Exercise aim ▸ Report every line below that holds the word "отношения".

Given records ▸
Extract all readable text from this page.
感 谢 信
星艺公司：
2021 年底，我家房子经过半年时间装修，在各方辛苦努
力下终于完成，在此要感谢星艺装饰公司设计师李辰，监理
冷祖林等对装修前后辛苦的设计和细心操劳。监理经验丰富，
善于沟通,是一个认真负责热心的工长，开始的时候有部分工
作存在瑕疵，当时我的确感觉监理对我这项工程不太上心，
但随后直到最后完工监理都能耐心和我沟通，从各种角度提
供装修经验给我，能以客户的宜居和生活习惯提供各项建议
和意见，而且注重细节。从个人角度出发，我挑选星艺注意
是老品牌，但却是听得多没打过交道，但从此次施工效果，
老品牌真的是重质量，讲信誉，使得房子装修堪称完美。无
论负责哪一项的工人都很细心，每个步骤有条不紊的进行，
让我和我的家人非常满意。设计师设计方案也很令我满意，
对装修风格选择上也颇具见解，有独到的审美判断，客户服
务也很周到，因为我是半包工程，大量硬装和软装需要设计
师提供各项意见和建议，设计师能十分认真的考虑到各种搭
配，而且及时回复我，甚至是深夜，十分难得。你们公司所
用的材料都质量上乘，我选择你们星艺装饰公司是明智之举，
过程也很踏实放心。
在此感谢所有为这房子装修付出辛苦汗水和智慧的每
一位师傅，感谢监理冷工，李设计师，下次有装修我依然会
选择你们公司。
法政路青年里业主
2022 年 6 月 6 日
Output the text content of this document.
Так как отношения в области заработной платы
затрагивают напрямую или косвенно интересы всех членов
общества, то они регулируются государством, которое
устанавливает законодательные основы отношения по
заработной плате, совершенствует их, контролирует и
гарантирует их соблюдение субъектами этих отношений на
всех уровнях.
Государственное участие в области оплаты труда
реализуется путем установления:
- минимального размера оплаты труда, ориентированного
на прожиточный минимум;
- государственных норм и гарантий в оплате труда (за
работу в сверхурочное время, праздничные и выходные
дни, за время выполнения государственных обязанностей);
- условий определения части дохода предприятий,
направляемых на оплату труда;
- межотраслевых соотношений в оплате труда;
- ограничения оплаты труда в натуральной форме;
* * *
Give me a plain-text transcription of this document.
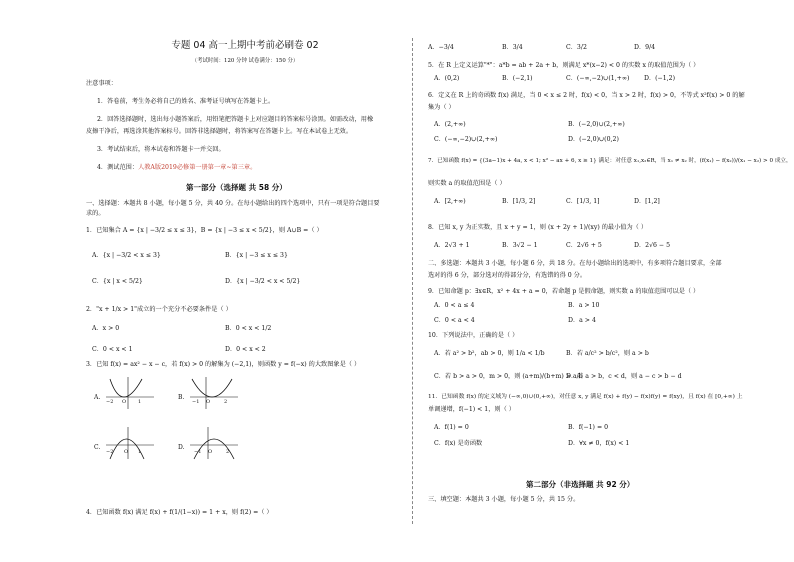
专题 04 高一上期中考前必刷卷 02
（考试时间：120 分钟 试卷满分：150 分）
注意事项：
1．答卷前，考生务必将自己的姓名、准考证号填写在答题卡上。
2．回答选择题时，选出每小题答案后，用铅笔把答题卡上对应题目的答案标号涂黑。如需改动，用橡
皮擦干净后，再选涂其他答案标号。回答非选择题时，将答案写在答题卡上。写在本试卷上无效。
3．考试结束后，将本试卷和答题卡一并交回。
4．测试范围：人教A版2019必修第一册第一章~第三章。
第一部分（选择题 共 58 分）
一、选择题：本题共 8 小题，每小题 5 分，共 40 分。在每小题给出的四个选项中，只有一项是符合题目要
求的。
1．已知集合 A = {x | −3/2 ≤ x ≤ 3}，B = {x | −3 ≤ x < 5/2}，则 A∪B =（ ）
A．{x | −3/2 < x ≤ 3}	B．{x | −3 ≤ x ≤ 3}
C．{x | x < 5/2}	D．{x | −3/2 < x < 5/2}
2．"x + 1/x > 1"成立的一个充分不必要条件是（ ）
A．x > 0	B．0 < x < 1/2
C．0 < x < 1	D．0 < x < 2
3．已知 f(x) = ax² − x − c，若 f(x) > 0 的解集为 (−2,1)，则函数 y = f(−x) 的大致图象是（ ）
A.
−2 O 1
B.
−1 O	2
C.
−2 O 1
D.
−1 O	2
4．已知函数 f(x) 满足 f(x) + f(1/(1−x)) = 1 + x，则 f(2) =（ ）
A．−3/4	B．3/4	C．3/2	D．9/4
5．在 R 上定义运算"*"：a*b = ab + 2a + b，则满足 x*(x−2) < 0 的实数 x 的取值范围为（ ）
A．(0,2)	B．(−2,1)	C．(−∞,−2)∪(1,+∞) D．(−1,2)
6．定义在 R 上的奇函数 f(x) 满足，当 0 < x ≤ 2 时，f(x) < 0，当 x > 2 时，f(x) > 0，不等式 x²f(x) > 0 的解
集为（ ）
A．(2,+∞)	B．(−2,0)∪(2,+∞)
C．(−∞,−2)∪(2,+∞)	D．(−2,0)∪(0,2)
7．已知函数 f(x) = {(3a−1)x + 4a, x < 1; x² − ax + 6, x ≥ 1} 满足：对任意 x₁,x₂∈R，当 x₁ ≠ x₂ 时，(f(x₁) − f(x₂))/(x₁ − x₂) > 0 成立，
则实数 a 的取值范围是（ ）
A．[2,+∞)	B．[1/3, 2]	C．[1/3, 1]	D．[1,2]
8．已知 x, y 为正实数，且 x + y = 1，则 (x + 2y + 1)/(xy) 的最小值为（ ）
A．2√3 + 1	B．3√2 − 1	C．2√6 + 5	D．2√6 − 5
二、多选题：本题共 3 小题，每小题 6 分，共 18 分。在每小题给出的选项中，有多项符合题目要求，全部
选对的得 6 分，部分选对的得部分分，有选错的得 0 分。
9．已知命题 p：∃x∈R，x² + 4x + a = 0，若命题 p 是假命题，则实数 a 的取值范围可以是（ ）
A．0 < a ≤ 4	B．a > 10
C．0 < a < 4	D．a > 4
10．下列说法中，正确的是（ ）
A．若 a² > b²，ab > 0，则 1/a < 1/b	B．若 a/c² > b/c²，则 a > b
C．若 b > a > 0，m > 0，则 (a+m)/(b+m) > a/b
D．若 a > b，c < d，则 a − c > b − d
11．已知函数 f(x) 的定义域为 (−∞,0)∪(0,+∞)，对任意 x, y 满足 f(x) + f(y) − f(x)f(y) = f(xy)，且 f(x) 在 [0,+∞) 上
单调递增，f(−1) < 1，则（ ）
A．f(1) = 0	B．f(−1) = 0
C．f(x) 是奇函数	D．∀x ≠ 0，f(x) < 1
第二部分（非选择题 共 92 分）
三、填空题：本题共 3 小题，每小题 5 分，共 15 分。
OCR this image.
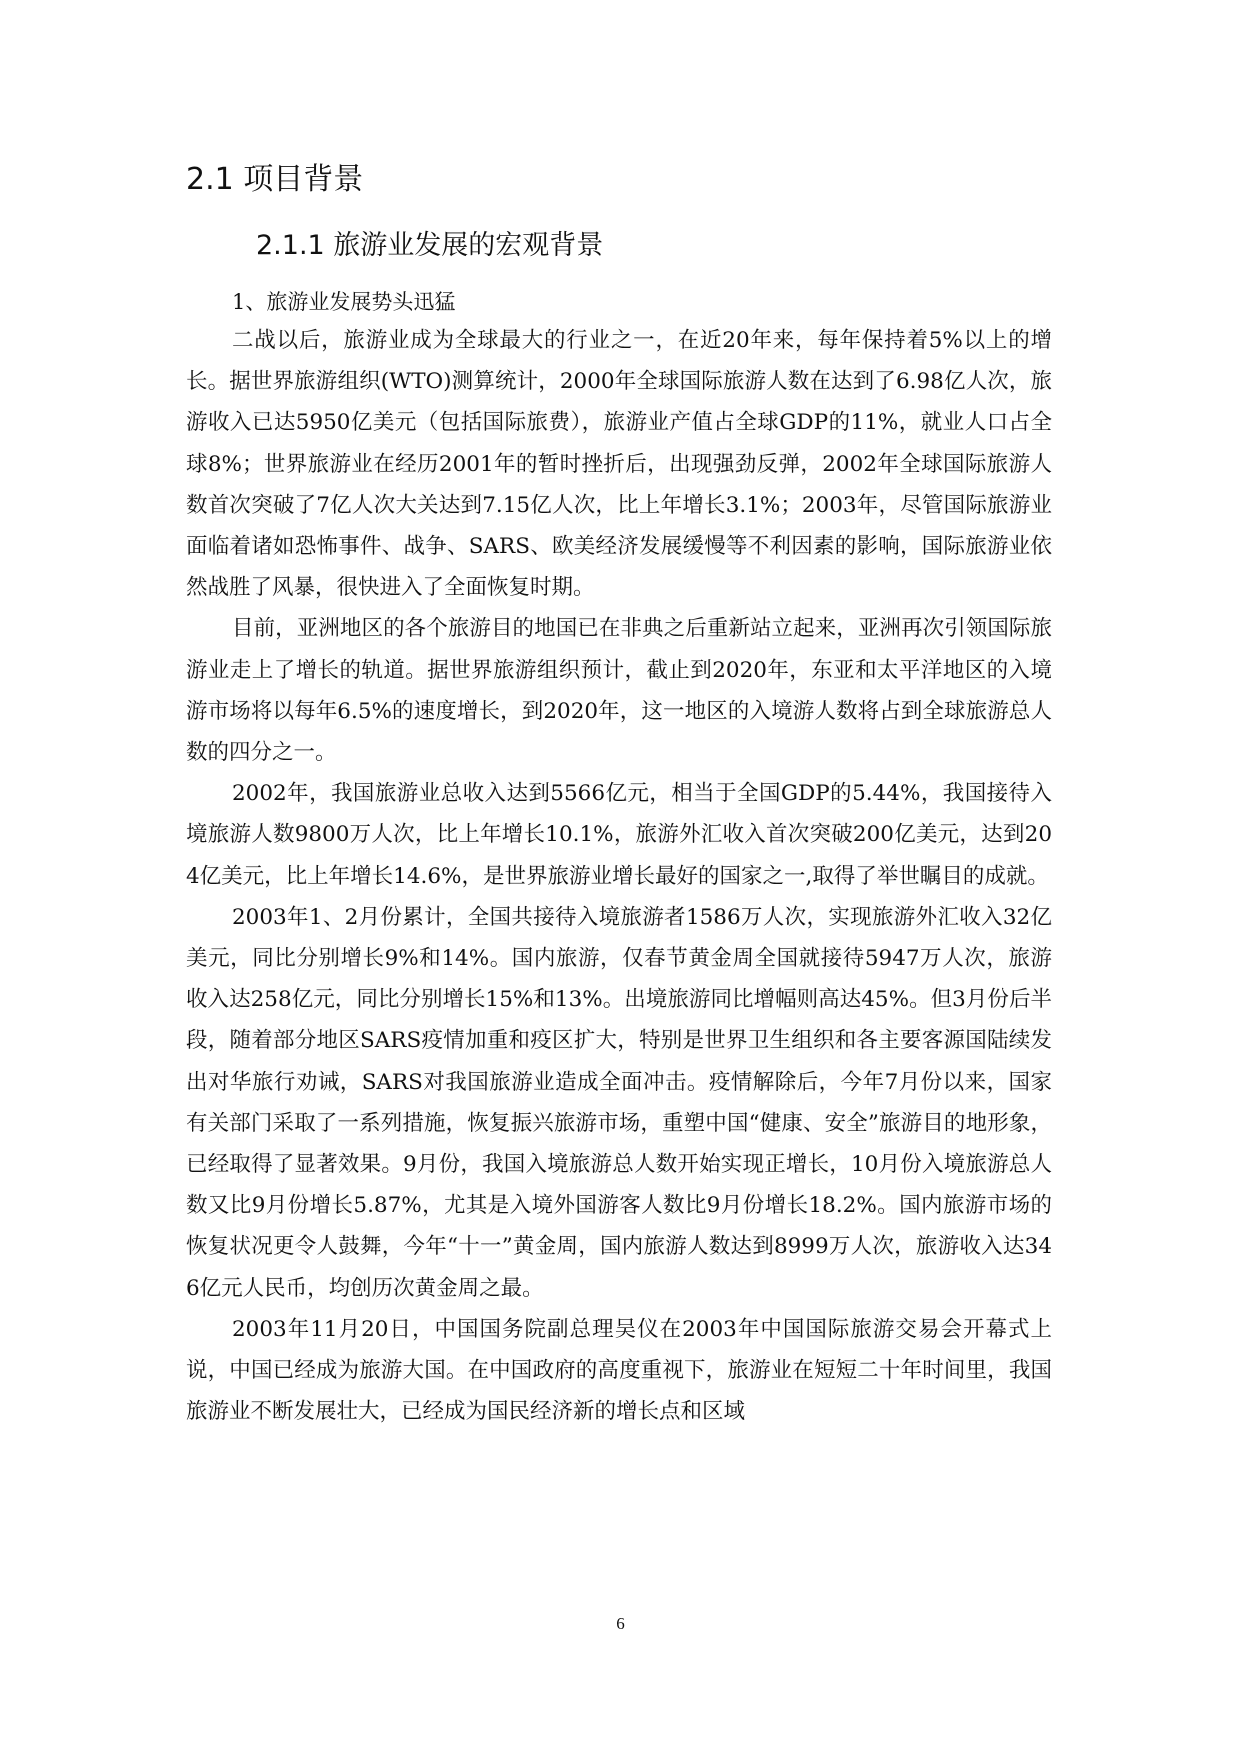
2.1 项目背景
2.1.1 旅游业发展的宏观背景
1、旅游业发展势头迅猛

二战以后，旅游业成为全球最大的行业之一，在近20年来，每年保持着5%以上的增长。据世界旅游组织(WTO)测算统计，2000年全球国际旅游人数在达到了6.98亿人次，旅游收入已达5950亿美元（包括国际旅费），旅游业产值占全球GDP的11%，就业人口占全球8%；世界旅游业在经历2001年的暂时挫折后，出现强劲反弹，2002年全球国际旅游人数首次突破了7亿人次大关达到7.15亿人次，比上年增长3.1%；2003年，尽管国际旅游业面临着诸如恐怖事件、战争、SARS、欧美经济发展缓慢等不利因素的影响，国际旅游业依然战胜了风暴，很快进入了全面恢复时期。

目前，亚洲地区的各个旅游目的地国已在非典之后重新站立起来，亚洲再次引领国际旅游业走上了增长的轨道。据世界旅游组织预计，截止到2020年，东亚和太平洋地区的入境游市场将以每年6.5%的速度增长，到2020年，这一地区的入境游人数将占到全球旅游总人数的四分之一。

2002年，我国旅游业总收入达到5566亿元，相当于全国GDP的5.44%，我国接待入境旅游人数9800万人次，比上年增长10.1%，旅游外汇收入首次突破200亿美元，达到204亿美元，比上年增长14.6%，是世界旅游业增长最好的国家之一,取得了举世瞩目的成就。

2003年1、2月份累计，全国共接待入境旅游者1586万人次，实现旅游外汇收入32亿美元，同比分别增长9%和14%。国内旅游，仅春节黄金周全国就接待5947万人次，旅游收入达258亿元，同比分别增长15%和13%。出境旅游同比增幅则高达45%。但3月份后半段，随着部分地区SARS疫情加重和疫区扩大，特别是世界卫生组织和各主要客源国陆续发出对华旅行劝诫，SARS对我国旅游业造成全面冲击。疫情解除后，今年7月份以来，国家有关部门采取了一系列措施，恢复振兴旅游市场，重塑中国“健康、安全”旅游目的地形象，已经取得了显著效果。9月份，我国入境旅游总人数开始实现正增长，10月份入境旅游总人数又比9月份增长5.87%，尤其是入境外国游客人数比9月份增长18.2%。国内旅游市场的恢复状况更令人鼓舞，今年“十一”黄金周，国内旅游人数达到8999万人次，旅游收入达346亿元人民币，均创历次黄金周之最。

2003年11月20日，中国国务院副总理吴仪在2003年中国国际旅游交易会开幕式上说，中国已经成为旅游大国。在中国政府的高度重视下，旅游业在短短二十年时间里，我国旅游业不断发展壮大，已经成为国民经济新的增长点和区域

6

Solution to the exercise ▸
Так как отношения в области заработной платы
устанавливает законодательные основы отношения по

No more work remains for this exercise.